■ **WHAT IS BEING ASKED**:
Determine the number of lines holding the word "image"; answer with that number only.
>> Begin
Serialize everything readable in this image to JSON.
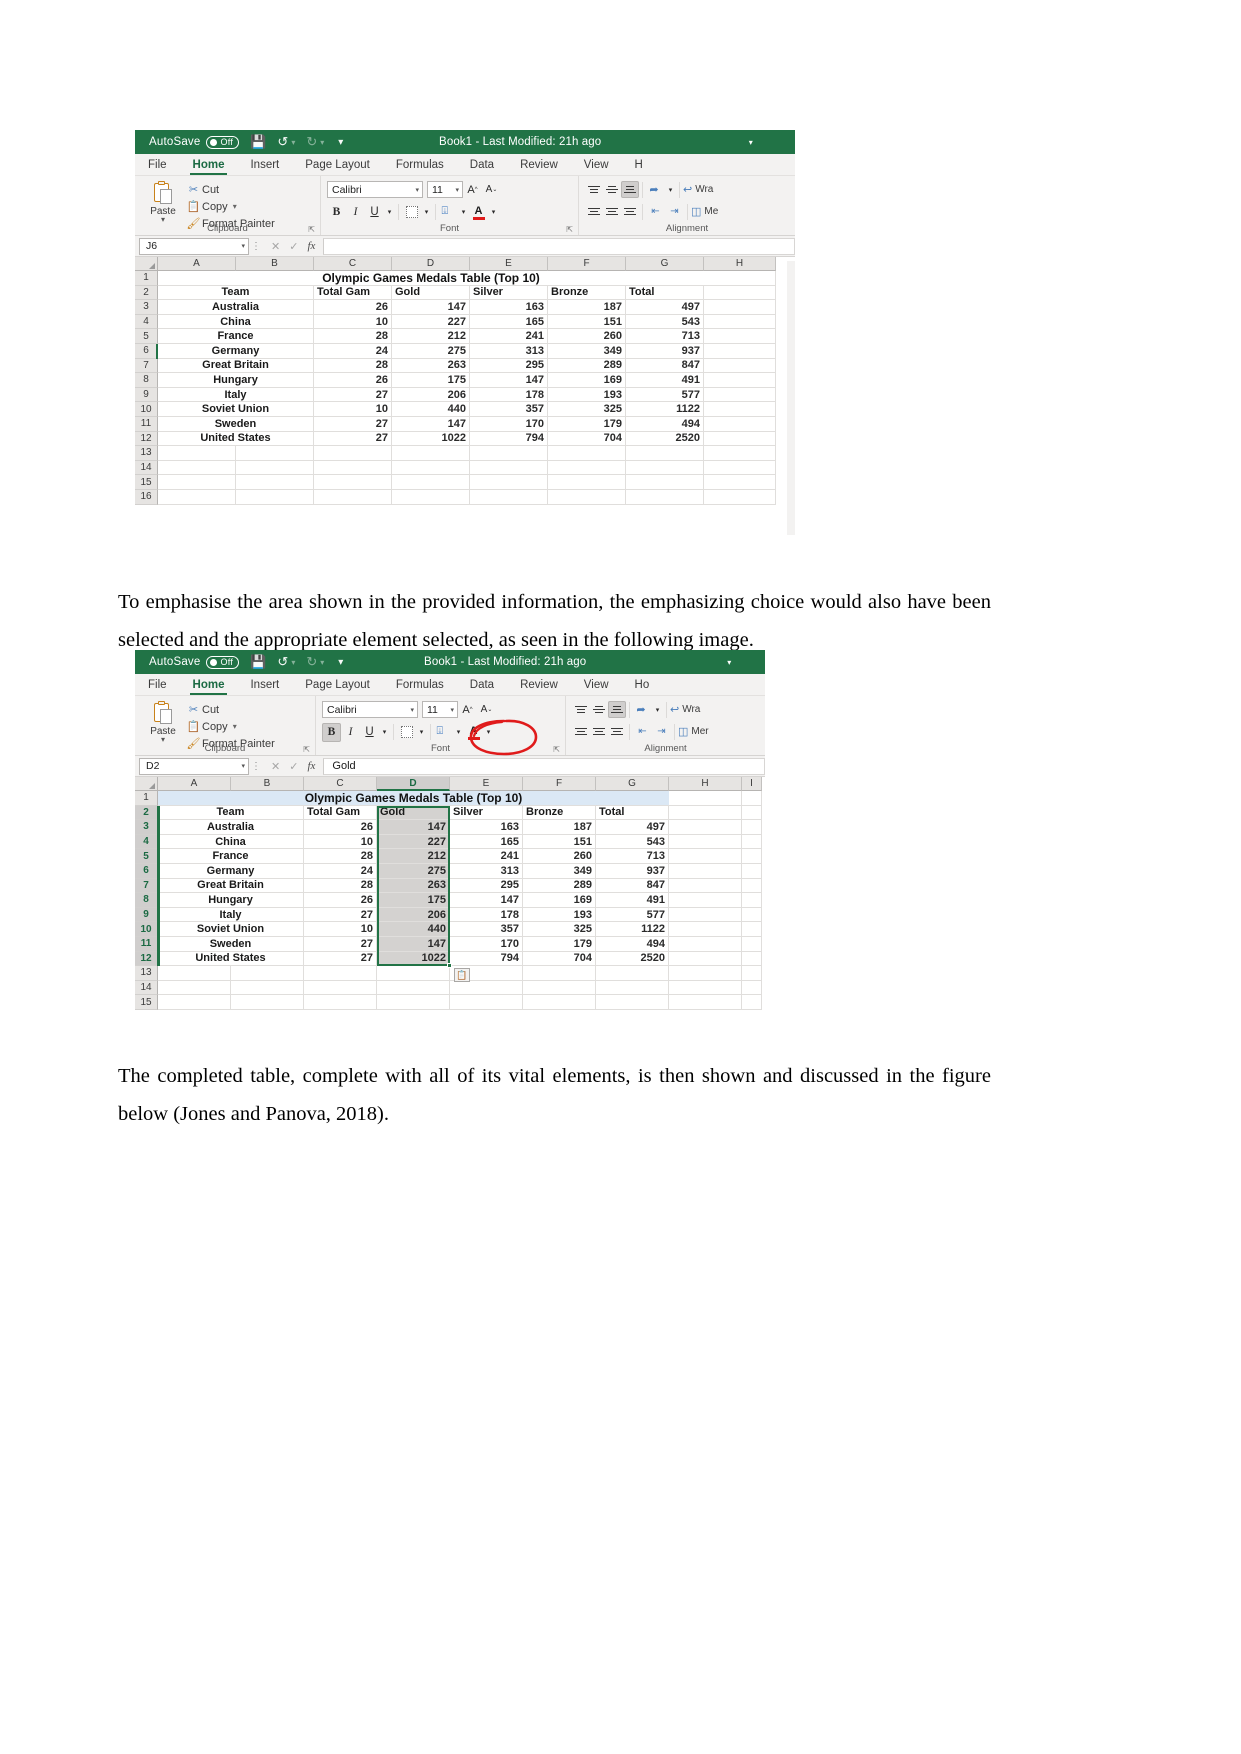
{
  "document": {
    "paragraph_1": "To emphasise the area shown in the provided information, the emphasizing choice would also have been selected and the appropriate element selected, as seen in the following image.",
    "paragraph_2": "The completed table, complete with all of its vital elements, is then shown and discussed in the figure below (Jones and Panova, 2018)."
  },
  "colors": {
    "excel_green": "#217346",
    "annotation_red": "#e01b1b",
    "selection_grey": "#d4d2d0",
    "header_grey": "#e6e4e2"
  },
  "screenshot_1": {
    "titlebar": {
      "autosave_label": "AutoSave",
      "autosave_state": "Off",
      "save_icon": "save-icon",
      "undo_icon": "undo-icon",
      "redo_icon": "redo-icon",
      "customize_icon": "customize-quick-access-icon",
      "document_title": "Book1  -  Last Modified: 21h ago",
      "title_caret": "▾"
    },
    "tabs": [
      {
        "label": "File",
        "active": false
      },
      {
        "label": "Home",
        "active": true
      },
      {
        "label": "Insert",
        "active": false
      },
      {
        "label": "Page Layout",
        "active": false
      },
      {
        "label": "Formulas",
        "active": false
      },
      {
        "label": "Data",
        "active": false
      },
      {
        "label": "Review",
        "active": false
      },
      {
        "label": "View",
        "active": false
      },
      {
        "label": "H",
        "active": false
      }
    ],
    "ribbon": {
      "clipboard": {
        "group_label": "Clipboard",
        "paste_label": "Paste",
        "cut_label": "Cut",
        "copy_label": "Copy",
        "format_painter_label": "Format Painter"
      },
      "font": {
        "group_label": "Font",
        "font_name": "Calibri",
        "font_size": "11",
        "grow_font": "A",
        "shrink_font": "A",
        "bold": "B",
        "italic": "I",
        "underline": "U",
        "borders_icon": "borders-icon",
        "fill_color_icon": "fill-color-icon",
        "font_color_letter": "A"
      },
      "alignment": {
        "group_label": "Alignment",
        "orientation_icon": "orientation-icon",
        "wrap_text_label": "Wra",
        "merge_label": "Me"
      }
    },
    "formula_bar": {
      "name_box": "J6",
      "cancel_icon": "cancel-icon",
      "enter_icon": "enter-icon",
      "function_icon": "fx",
      "formula_value": ""
    },
    "grid": {
      "columns": [
        "A",
        "B",
        "C",
        "D",
        "E",
        "F",
        "G",
        "H"
      ],
      "row_numbers": [
        "1",
        "2",
        "3",
        "4",
        "5",
        "6",
        "7",
        "8",
        "9",
        "10",
        "11",
        "12",
        "13",
        "14",
        "15",
        "16"
      ],
      "title_row": "Olympic Games Medals Table (Top 10)",
      "headers": [
        "Team",
        "Total Gam",
        "Gold",
        "Silver",
        "Bronze",
        "Total"
      ],
      "rows": [
        {
          "team": "Australia",
          "games": "26",
          "gold": "147",
          "silver": "163",
          "bronze": "187",
          "total": "497"
        },
        {
          "team": "China",
          "games": "10",
          "gold": "227",
          "silver": "165",
          "bronze": "151",
          "total": "543"
        },
        {
          "team": "France",
          "games": "28",
          "gold": "212",
          "silver": "241",
          "bronze": "260",
          "total": "713"
        },
        {
          "team": "Germany",
          "games": "24",
          "gold": "275",
          "silver": "313",
          "bronze": "349",
          "total": "937"
        },
        {
          "team": "Great Britain",
          "games": "28",
          "gold": "263",
          "silver": "295",
          "bronze": "289",
          "total": "847"
        },
        {
          "team": "Hungary",
          "games": "26",
          "gold": "175",
          "silver": "147",
          "bronze": "169",
          "total": "491"
        },
        {
          "team": "Italy",
          "games": "27",
          "gold": "206",
          "silver": "178",
          "bronze": "193",
          "total": "577"
        },
        {
          "team": "Soviet Union",
          "games": "10",
          "gold": "440",
          "silver": "357",
          "bronze": "325",
          "total": "1122"
        },
        {
          "team": "Sweden",
          "games": "27",
          "gold": "147",
          "silver": "170",
          "bronze": "179",
          "total": "494"
        },
        {
          "team": "United States",
          "games": "27",
          "gold": "1022",
          "silver": "794",
          "bronze": "704",
          "total": "2520"
        }
      ],
      "active_cell_row_marker": "6"
    }
  },
  "screenshot_2": {
    "titlebar": {
      "autosave_label": "AutoSave",
      "autosave_state": "Off",
      "document_title": "Book1  -  Last Modified: 21h ago",
      "title_caret": "▾"
    },
    "tabs": [
      {
        "label": "File",
        "active": false
      },
      {
        "label": "Home",
        "active": true
      },
      {
        "label": "Insert",
        "active": false
      },
      {
        "label": "Page Layout",
        "active": false
      },
      {
        "label": "Formulas",
        "active": false
      },
      {
        "label": "Data",
        "active": false
      },
      {
        "label": "Review",
        "active": false
      },
      {
        "label": "View",
        "active": false
      },
      {
        "label": "Ho",
        "active": false
      }
    ],
    "ribbon": {
      "clipboard": {
        "group_label": "Clipboard",
        "paste_label": "Paste",
        "cut_label": "Cut",
        "copy_label": "Copy",
        "format_painter_label": "Format Painter"
      },
      "font": {
        "group_label": "Font",
        "font_name": "Calibri",
        "font_size": "11",
        "bold": "B",
        "italic": "I",
        "underline": "U",
        "font_color_letter": "A",
        "highlighted_control": "fill-color-icon"
      },
      "alignment": {
        "group_label": "Alignment",
        "wrap_text_label": "Wra",
        "merge_label": "Mer"
      }
    },
    "formula_bar": {
      "name_box": "D2",
      "function_icon": "fx",
      "formula_value": "Gold"
    },
    "grid": {
      "columns": [
        "A",
        "B",
        "C",
        "D",
        "E",
        "F",
        "G",
        "H",
        "I"
      ],
      "selected_column": "D",
      "row_numbers": [
        "1",
        "2",
        "3",
        "4",
        "5",
        "6",
        "7",
        "8",
        "9",
        "10",
        "11",
        "12",
        "13",
        "14",
        "15"
      ],
      "title_row": "Olympic Games Medals Table (Top 10)",
      "headers": [
        "Team",
        "Total Gam",
        "Gold",
        "Silver",
        "Bronze",
        "Total"
      ],
      "rows": [
        {
          "team": "Australia",
          "games": "26",
          "gold": "147",
          "silver": "163",
          "bronze": "187",
          "total": "497"
        },
        {
          "team": "China",
          "games": "10",
          "gold": "227",
          "silver": "165",
          "bronze": "151",
          "total": "543"
        },
        {
          "team": "France",
          "games": "28",
          "gold": "212",
          "silver": "241",
          "bronze": "260",
          "total": "713"
        },
        {
          "team": "Germany",
          "games": "24",
          "gold": "275",
          "silver": "313",
          "bronze": "349",
          "total": "937"
        },
        {
          "team": "Great Britain",
          "games": "28",
          "gold": "263",
          "silver": "295",
          "bronze": "289",
          "total": "847"
        },
        {
          "team": "Hungary",
          "games": "26",
          "gold": "175",
          "silver": "147",
          "bronze": "169",
          "total": "491"
        },
        {
          "team": "Italy",
          "games": "27",
          "gold": "206",
          "silver": "178",
          "bronze": "193",
          "total": "577"
        },
        {
          "team": "Soviet Union",
          "games": "10",
          "gold": "440",
          "silver": "357",
          "bronze": "325",
          "total": "1122"
        },
        {
          "team": "Sweden",
          "games": "27",
          "gold": "147",
          "silver": "170",
          "bronze": "179",
          "total": "494"
        },
        {
          "team": "United States",
          "games": "27",
          "gold": "1022",
          "silver": "794",
          "bronze": "704",
          "total": "2520"
        }
      ],
      "paste_options_icon": "paste-options-icon"
    },
    "annotation": {
      "type": "hand-drawn-red-ellipse",
      "target": "fill-color-icon"
    }
  }
}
>> End
■ **FINAL RESULT**:
2